[Extracted records]
+ + + + +

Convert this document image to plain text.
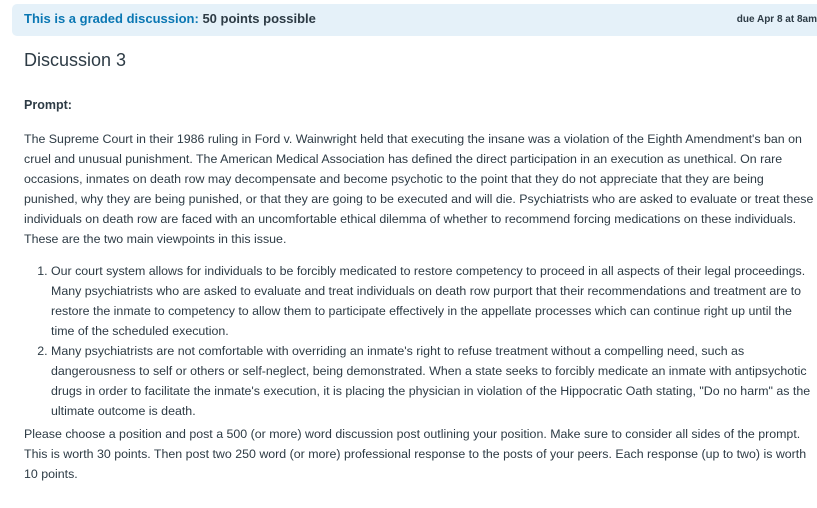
This is a graded discussion: 50 points possible	due Apr 8 at 8am
Discussion 3

Prompt:

The Supreme Court in their 1986 ruling in Ford v. Wainwright held that executing the insane was a violation of the Eighth Amendment's ban on cruel and unusual punishment. The American Medical Association has defined the direct participation in an execution as unethical. On rare occasions, inmates on death row may decompensate and become psychotic to the point that they do not appreciate that they are being punished, why they are being punished, or that they are going to be executed and will die. Psychiatrists who are asked to evaluate or treat these individuals on death row are faced with an uncomfortable ethical dilemma of whether to recommend forcing medications on these individuals. These are the two main viewpoints in this issue.

1. Our court system allows for individuals to be forcibly medicated to restore competency to proceed in all aspects of their legal proceedings. Many psychiatrists who are asked to evaluate and treat individuals on death row purport that their recommendations and treatment are to restore the inmate to competency to allow them to participate effectively in the appellate processes which can continue right up until the time of the scheduled execution.
2. Many psychiatrists are not comfortable with overriding an inmate's right to refuse treatment without a compelling need, such as dangerousness to self or others or self-neglect, being demonstrated. When a state seeks to forcibly medicate an inmate with antipsychotic drugs in order to facilitate the inmate's execution, it is placing the physician in violation of the Hippocratic Oath stating, "Do no harm" as the ultimate outcome is death.

Please choose a position and post a 500 (or more) word discussion post outlining your position. Make sure to consider all sides of the prompt. This is worth 30 points. Then post two 250 word (or more) professional response to the posts of your peers. Each response (up to two) is worth 10 points.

+ + + + +

Exclude the pictures and repeat every other part of the records word for word.

◆ **THE ANSWER**:
Convert this document image to plain text.
This is a graded discussion: 50 points possible	due Apr 8 at 8am
Discussion 3

Prompt:

The Supreme Court in their 1986 ruling in Ford v. Wainwright held that executing the insane was a violation of the Eighth Amendment's ban on cruel and unusual punishment. The American Medical Association has defined the direct participation in an execution as unethical. On rare occasions, inmates on death row may decompensate and become psychotic to the point that they do not appreciate that they are being punished, why they are being punished, or that they are going to be executed and will die. Psychiatrists who are asked to evaluate or treat these individuals on death row are faced with an uncomfortable ethical dilemma of whether to recommend forcing medications on these individuals. These are the two main viewpoints in this issue.

1. Our court system allows for individuals to be forcibly medicated to restore competency to proceed in all aspects of their legal proceedings. Many psychiatrists who are asked to evaluate and treat individuals on death row purport that their recommendations and treatment are to restore the inmate to competency to allow them to participate effectively in the appellate processes which can continue right up until the time of the scheduled execution.
2. Many psychiatrists are not comfortable with overriding an inmate's right to refuse treatment without a compelling need, such as dangerousness to self or others or self-neglect, being demonstrated. When a state seeks to forcibly medicate an inmate with antipsychotic drugs in order to facilitate the inmate's execution, it is placing the physician in violation of the Hippocratic Oath stating, "Do no harm" as the ultimate outcome is death.

Please choose a position and post a 500 (or more) word discussion post outlining your position. Make sure to consider all sides of the prompt. This is worth 30 points. Then post two 250 word (or more) professional response to the posts of your peers. Each response (up to two) is worth 10 points.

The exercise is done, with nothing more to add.